The records:
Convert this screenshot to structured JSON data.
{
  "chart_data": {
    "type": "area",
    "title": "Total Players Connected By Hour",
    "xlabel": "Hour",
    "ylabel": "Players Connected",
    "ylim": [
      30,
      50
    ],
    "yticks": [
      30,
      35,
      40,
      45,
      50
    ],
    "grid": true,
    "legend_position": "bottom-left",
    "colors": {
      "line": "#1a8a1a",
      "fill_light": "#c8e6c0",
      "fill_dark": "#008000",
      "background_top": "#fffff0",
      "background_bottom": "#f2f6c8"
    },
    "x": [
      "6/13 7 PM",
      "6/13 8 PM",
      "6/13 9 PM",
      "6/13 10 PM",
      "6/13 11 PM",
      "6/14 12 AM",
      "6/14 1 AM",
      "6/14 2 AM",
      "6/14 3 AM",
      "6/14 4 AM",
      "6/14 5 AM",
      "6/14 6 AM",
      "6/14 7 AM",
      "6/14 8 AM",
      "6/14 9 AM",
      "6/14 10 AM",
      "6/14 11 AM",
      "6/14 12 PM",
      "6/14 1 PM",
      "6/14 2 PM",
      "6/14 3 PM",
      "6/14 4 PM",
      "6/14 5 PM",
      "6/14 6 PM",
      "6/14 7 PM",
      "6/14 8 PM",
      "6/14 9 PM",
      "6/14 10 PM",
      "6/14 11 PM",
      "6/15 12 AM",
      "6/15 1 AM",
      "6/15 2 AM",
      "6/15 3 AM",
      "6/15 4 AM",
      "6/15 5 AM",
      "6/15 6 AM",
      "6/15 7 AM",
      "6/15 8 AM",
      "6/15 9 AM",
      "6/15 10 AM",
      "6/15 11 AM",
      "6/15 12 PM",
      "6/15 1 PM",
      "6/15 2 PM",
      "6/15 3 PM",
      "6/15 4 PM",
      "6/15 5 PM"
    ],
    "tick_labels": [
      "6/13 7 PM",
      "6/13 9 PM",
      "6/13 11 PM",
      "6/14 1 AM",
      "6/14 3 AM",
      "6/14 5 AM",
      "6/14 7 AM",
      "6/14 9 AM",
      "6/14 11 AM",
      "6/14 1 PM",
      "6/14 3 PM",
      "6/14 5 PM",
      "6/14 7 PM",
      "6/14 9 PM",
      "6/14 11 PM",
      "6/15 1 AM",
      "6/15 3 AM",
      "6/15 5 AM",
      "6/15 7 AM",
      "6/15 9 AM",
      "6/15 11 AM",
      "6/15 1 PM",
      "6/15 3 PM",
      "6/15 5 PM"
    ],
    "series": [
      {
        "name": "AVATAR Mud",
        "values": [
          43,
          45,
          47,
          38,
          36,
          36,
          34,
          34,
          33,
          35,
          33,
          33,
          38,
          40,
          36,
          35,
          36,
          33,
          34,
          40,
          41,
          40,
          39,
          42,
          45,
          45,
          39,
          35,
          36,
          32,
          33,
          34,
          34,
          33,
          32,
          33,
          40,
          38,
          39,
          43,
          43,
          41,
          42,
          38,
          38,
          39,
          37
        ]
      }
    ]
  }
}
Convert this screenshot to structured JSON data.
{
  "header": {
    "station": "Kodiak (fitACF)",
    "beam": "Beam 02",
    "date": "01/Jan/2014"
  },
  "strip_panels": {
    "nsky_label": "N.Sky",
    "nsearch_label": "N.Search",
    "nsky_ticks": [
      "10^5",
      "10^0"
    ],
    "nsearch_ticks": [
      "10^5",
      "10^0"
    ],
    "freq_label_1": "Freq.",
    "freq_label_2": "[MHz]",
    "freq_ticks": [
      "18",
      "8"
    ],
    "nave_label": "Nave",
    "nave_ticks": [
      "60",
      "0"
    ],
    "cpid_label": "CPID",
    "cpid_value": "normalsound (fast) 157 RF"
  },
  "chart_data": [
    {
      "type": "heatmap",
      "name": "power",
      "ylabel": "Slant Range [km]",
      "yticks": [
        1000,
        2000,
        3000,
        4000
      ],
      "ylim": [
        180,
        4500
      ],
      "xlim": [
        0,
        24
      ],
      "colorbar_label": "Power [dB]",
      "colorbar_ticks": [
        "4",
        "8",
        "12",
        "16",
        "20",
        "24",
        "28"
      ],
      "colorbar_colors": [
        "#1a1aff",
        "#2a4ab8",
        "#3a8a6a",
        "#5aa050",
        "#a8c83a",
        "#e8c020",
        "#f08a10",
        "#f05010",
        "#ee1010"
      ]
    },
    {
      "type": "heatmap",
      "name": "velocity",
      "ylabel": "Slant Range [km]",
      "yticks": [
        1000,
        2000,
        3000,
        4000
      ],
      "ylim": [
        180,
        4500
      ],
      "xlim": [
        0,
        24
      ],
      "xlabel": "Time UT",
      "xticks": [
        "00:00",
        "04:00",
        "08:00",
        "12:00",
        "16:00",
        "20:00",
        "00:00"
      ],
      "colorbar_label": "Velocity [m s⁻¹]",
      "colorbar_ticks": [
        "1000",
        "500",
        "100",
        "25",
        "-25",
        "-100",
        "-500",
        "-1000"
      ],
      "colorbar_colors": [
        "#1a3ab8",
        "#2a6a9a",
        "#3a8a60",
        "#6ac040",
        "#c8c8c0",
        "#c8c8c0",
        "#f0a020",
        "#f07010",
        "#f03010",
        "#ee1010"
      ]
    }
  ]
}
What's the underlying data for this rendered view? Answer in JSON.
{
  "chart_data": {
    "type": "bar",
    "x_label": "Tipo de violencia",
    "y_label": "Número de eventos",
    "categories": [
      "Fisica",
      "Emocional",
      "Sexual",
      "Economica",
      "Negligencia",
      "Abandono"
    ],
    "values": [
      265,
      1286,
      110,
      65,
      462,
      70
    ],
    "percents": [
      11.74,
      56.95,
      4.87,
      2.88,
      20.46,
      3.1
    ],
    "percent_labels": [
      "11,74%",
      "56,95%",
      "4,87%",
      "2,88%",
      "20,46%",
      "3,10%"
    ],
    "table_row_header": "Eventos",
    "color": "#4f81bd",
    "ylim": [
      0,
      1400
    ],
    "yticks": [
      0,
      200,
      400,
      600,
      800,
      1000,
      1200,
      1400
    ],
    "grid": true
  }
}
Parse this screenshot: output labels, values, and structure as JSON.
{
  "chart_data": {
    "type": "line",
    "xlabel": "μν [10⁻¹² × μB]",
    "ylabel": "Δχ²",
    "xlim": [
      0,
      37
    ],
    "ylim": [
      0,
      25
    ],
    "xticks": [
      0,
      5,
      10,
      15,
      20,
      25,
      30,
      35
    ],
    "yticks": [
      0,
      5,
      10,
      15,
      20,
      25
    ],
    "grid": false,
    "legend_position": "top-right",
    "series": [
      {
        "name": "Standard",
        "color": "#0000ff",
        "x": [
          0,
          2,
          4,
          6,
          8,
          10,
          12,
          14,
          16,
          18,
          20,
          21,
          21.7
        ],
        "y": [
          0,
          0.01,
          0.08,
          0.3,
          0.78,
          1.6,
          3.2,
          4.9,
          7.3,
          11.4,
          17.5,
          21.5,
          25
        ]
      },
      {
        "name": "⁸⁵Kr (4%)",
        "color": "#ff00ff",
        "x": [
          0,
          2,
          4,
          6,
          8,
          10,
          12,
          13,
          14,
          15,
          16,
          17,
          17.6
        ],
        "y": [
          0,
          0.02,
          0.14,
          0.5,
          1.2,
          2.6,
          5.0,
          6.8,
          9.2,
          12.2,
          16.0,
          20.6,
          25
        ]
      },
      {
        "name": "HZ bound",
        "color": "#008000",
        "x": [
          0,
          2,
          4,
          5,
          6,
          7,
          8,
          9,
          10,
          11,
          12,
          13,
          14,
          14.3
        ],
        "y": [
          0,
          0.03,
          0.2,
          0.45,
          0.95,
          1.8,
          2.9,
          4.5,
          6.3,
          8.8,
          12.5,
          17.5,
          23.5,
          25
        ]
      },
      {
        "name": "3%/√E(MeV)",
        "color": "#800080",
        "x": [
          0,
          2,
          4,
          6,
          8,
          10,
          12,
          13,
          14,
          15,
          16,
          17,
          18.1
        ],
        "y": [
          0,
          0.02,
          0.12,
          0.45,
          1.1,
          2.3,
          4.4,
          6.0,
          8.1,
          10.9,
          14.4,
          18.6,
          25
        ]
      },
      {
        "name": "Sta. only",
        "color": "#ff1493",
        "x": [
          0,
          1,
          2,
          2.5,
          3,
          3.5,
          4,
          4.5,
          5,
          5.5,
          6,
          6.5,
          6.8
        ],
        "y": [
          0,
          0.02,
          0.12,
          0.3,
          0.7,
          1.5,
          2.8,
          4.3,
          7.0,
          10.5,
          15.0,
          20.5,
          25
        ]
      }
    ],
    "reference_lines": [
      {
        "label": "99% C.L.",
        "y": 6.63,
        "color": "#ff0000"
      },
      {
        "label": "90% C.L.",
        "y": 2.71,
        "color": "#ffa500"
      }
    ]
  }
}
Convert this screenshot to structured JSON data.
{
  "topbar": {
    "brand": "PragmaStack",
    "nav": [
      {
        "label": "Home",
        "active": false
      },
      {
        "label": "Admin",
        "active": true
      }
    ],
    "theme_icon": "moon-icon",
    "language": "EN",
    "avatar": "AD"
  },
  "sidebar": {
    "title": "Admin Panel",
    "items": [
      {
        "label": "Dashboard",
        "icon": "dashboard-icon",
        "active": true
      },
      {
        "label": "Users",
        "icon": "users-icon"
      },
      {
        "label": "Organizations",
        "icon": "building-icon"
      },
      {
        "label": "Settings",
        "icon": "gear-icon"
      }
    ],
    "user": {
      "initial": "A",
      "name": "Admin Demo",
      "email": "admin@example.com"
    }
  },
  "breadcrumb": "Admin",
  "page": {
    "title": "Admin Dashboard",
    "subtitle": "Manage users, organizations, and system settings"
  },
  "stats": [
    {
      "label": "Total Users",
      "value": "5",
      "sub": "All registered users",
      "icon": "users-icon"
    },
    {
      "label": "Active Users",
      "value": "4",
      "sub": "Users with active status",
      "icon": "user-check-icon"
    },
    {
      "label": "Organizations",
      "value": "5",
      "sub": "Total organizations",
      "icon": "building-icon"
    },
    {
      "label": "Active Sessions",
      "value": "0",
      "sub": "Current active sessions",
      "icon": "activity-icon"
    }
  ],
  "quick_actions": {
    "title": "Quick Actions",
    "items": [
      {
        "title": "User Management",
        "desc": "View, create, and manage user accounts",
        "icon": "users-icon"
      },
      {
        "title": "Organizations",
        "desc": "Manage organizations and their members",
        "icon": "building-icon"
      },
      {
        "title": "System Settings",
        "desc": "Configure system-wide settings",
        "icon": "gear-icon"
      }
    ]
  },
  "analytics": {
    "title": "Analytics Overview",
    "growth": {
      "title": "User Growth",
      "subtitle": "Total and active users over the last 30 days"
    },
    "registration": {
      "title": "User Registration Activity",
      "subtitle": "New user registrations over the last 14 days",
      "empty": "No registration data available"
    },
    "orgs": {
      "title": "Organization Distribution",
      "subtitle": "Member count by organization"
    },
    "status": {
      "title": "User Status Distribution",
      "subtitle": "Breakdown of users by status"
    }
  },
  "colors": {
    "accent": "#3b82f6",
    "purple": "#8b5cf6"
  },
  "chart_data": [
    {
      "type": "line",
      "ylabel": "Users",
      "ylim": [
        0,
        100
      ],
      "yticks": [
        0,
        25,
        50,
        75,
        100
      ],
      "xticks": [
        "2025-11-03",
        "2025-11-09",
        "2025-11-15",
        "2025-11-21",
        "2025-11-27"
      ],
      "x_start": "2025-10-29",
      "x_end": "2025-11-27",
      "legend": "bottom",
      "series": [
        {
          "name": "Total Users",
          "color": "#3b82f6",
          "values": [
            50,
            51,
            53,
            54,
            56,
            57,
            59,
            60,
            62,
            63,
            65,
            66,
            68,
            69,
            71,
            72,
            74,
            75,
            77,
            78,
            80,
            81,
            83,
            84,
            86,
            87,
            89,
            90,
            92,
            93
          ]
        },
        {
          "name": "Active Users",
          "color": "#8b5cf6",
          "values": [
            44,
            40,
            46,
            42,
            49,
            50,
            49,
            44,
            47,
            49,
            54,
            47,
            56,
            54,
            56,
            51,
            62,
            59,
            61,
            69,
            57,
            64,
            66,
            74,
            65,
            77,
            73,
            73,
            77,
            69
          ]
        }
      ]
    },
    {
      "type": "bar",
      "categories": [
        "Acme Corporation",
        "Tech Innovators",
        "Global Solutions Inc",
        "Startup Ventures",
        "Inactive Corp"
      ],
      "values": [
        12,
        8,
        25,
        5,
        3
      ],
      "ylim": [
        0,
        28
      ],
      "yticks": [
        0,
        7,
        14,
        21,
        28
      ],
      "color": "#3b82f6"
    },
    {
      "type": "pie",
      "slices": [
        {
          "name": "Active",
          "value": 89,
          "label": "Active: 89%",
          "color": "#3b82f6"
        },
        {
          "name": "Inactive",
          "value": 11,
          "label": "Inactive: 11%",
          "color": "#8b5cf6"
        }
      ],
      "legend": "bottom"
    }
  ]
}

Stated problem: Isolate the lines that hold the word "Inactive" and copy all of them.

Completed task:
        "Inactive Corp"
          "name": "Inactive",
          "label": "Inactive: 11%",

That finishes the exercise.